State how many lines hold the word "仔细检查", with no other words.

-- START OF Dataset extract --

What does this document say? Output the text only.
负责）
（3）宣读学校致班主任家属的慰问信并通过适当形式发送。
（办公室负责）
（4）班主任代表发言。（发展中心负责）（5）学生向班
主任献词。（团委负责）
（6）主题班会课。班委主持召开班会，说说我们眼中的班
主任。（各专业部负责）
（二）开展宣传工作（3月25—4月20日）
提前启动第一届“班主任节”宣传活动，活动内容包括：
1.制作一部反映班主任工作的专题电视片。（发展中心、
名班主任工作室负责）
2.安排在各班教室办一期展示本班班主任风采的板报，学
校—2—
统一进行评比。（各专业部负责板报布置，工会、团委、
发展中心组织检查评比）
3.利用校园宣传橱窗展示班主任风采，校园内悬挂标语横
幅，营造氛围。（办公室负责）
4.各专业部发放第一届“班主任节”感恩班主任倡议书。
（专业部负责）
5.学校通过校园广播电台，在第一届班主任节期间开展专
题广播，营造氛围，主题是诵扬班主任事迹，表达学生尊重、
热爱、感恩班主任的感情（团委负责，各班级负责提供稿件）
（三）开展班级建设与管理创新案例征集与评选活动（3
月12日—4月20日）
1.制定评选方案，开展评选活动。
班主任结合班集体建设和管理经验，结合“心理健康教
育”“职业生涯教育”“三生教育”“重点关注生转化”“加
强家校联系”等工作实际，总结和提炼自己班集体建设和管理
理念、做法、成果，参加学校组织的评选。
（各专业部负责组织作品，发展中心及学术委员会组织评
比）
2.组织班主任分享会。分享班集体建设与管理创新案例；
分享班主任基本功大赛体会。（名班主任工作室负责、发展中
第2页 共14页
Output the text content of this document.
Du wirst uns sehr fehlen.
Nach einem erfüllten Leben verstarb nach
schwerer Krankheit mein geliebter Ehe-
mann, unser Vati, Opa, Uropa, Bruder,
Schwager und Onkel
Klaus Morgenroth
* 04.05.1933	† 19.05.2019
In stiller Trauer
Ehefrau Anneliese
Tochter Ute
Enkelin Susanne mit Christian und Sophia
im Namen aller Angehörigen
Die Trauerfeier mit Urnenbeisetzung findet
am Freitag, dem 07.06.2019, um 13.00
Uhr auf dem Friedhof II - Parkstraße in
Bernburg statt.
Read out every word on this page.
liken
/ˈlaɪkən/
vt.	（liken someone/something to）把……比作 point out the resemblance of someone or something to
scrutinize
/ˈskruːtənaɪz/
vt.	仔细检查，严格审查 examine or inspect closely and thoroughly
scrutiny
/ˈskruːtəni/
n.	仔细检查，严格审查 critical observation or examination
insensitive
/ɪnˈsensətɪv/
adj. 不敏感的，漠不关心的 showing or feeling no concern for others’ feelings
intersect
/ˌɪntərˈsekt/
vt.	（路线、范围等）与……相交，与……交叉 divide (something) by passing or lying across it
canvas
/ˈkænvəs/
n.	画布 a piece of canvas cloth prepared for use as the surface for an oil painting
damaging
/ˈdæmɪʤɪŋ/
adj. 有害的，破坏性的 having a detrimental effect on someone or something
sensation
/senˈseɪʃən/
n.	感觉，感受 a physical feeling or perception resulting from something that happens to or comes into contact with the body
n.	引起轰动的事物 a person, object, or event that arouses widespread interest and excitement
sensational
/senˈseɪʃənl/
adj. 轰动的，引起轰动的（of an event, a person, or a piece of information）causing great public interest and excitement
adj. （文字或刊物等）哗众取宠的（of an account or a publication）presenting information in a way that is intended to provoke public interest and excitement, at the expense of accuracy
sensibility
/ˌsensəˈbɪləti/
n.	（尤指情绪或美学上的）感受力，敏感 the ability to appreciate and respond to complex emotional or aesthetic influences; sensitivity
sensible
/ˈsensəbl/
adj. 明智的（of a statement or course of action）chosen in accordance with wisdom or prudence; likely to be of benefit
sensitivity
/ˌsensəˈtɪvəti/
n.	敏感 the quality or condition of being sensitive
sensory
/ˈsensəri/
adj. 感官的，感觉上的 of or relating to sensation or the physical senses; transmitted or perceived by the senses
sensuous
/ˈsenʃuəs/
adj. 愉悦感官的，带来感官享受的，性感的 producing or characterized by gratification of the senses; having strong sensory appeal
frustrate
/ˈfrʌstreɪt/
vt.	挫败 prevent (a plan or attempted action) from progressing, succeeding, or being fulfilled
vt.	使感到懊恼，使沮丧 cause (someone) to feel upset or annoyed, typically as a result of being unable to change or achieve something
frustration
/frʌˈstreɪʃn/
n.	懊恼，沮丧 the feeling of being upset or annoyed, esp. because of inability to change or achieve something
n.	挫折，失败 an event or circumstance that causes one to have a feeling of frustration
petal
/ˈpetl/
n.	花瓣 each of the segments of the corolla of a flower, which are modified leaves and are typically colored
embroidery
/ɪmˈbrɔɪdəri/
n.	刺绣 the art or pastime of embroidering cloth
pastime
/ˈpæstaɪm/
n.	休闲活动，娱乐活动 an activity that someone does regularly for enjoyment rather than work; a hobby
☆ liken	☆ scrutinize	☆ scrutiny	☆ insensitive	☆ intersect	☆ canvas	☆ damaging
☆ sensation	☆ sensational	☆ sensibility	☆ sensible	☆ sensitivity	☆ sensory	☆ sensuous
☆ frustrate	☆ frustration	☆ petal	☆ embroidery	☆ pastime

-- END OF Dataset extract --

Solution below: 2